*TASK BRIEF*
Look through the entries below and report how many lines hold the string "physical". Only the number is wanted.

(Dataset items)
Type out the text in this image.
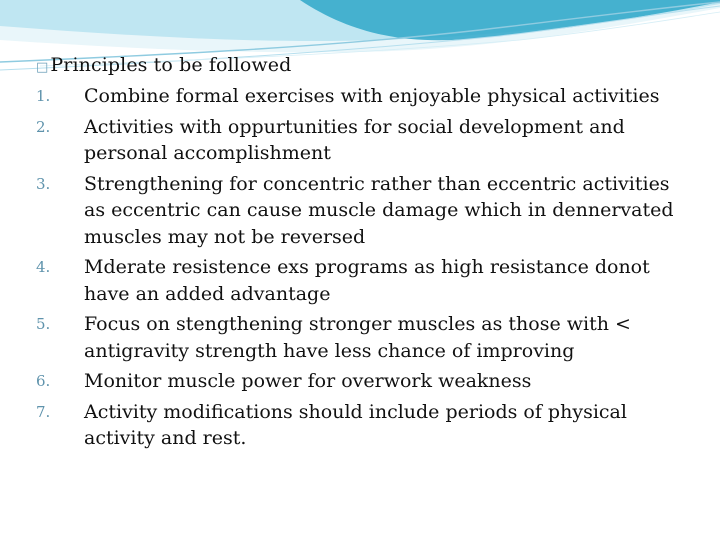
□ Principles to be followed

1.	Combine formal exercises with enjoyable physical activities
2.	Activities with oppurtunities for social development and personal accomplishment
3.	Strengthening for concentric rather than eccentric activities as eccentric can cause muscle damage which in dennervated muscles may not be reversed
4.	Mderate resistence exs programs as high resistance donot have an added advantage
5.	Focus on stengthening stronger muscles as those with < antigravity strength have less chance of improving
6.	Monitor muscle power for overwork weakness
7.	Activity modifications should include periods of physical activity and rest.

--

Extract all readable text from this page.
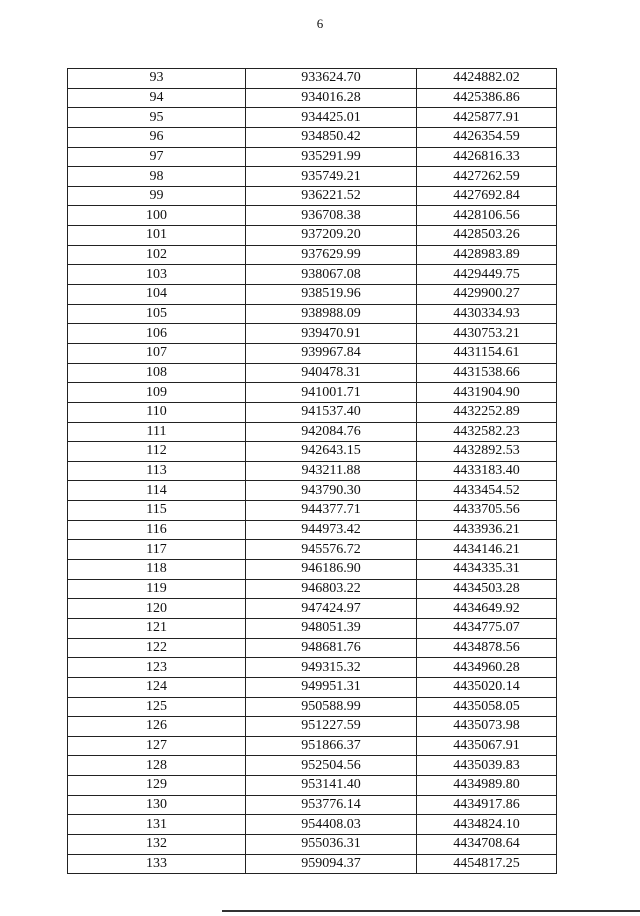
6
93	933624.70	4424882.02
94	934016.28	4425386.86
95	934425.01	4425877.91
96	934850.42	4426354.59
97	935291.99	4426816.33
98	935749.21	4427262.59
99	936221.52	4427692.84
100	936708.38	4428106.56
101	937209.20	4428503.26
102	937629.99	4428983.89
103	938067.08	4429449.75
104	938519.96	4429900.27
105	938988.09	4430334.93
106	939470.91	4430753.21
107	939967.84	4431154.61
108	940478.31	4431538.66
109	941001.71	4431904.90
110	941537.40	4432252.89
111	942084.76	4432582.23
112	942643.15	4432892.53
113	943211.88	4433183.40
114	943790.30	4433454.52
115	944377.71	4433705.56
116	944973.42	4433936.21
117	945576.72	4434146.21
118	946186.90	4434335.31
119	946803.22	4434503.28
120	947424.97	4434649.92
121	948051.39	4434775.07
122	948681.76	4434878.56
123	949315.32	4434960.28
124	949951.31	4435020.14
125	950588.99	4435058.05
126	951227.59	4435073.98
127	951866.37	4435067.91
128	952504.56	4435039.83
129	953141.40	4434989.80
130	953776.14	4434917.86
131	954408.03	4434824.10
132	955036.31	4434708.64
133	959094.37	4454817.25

--

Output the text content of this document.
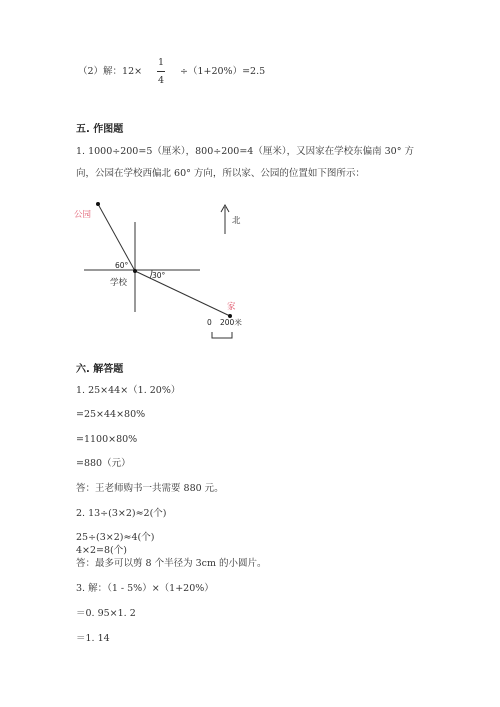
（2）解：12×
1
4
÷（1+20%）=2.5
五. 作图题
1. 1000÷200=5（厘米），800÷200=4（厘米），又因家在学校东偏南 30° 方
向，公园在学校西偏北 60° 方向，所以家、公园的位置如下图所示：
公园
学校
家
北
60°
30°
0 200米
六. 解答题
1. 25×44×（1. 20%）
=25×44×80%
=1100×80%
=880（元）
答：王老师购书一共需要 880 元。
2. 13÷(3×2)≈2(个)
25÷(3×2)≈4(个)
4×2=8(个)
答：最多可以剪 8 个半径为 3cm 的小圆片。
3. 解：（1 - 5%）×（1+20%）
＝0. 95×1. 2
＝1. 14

*OUTPUT OF THE EXERCISE*
2